PROBLEM STATEMENT ▸ Take each line containing "xlabel" and report it exactly as written.

DATA SECTION ▸
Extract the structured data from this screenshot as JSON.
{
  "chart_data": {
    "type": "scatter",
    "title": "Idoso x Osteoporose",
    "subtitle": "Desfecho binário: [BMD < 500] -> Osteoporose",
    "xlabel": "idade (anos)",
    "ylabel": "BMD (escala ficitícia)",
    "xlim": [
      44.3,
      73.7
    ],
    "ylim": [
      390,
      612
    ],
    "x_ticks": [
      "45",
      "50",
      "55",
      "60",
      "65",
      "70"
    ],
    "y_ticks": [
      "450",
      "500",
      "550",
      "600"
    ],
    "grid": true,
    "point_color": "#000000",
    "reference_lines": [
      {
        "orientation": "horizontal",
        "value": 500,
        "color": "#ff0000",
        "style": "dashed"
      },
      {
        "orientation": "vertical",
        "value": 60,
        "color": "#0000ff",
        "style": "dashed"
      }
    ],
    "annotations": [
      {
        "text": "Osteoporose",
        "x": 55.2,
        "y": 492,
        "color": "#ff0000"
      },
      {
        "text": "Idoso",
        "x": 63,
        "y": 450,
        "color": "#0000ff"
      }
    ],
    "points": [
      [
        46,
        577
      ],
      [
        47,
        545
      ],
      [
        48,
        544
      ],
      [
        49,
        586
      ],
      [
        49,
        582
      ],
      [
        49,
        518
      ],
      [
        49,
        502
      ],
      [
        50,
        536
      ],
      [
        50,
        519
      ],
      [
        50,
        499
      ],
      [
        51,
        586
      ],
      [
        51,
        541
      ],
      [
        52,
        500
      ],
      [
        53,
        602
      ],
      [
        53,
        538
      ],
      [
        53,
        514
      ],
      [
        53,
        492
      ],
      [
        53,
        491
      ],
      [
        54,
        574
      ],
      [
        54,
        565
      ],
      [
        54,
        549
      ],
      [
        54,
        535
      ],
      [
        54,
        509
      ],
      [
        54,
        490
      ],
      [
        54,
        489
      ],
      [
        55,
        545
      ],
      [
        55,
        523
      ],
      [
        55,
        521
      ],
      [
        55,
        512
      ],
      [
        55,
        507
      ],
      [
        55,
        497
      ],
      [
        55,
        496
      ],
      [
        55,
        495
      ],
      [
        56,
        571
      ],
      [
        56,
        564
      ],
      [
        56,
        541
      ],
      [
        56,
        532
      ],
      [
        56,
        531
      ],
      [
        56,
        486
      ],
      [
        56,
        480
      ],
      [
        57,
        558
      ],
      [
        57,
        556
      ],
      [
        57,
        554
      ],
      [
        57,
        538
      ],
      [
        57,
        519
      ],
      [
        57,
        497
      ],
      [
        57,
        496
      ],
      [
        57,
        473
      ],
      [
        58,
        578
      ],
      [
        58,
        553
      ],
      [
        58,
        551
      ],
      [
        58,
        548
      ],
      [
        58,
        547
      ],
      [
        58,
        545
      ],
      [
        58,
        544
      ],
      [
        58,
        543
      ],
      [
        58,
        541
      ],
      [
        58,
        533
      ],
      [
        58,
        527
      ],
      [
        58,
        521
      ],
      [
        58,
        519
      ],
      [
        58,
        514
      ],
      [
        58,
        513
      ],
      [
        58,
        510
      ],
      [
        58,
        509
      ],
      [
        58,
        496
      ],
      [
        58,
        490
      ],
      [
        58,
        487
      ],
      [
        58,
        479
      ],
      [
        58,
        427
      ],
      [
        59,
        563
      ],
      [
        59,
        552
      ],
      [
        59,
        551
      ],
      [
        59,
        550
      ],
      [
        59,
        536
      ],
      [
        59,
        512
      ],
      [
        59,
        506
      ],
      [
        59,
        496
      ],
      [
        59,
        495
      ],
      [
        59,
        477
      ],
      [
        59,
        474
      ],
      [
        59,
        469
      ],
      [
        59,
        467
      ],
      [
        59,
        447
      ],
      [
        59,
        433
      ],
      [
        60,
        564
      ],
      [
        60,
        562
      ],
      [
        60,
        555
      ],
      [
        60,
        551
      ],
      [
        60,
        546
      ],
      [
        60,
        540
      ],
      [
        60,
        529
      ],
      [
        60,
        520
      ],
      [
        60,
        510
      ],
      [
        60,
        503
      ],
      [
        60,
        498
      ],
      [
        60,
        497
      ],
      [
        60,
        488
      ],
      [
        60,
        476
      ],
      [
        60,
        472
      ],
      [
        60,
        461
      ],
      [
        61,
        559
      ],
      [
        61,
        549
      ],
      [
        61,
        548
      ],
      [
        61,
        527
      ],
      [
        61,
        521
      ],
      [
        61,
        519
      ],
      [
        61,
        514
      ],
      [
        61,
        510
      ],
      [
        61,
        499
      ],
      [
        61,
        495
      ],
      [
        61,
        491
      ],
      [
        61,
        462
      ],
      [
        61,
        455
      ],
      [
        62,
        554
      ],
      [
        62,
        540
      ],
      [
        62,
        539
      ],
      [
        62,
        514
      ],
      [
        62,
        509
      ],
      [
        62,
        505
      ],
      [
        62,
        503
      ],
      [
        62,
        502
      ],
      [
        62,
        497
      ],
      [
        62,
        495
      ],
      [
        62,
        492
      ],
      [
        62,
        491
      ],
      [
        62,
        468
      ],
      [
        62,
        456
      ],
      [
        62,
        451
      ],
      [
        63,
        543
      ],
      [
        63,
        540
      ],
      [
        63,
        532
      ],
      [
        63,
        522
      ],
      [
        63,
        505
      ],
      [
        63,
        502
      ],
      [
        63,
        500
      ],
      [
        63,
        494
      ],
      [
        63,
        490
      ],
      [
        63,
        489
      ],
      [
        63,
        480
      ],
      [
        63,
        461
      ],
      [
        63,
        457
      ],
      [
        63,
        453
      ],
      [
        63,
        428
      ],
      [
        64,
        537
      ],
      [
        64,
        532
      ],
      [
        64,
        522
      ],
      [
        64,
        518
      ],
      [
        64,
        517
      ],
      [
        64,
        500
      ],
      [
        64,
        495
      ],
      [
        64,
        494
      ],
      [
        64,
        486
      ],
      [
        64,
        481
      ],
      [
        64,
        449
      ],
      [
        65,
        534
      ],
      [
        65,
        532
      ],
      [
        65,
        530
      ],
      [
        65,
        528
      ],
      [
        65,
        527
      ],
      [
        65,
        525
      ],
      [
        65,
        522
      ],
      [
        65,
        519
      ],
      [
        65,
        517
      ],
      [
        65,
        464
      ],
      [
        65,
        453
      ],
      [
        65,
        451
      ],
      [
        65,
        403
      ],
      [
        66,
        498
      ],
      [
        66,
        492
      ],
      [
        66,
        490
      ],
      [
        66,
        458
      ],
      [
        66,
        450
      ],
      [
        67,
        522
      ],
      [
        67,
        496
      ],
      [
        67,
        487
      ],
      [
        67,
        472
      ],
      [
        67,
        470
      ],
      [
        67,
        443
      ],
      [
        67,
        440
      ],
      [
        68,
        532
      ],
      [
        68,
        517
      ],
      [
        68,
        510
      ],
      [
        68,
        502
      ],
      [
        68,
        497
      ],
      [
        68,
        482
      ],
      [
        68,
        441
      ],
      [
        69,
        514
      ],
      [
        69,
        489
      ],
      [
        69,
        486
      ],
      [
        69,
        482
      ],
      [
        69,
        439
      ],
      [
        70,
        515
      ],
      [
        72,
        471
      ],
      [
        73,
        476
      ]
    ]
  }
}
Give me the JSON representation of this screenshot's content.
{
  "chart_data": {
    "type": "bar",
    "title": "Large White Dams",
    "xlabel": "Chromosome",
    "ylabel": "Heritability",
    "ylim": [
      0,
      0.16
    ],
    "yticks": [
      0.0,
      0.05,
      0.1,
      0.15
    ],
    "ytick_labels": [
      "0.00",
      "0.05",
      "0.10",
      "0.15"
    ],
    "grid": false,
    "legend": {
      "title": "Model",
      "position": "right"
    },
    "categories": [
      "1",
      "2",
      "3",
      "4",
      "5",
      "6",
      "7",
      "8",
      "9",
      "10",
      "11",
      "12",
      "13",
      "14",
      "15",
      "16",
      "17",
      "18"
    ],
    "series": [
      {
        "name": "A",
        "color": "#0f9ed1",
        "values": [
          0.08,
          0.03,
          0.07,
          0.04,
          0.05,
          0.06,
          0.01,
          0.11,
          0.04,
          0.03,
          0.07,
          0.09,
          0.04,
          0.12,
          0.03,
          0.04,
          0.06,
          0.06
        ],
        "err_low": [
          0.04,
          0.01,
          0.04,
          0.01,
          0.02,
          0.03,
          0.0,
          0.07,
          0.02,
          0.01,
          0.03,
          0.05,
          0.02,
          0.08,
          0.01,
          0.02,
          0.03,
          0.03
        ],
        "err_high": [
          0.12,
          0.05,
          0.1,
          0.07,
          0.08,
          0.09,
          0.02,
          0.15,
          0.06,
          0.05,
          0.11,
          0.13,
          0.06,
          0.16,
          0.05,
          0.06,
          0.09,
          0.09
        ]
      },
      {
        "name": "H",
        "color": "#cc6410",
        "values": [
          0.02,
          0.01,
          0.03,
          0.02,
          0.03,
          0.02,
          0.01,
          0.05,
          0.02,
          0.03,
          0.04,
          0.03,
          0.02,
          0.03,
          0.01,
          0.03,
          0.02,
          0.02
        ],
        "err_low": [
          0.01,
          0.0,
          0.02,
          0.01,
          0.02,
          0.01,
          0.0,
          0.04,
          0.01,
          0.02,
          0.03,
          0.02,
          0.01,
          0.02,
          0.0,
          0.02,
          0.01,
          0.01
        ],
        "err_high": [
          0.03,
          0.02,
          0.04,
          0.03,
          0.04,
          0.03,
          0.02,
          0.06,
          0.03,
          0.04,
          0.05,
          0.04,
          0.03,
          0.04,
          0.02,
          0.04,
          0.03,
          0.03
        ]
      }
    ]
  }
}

COMPLETE ANSWER ▸
    "xlabel": "idade (anos)",
    "xlabel": "Chromosome",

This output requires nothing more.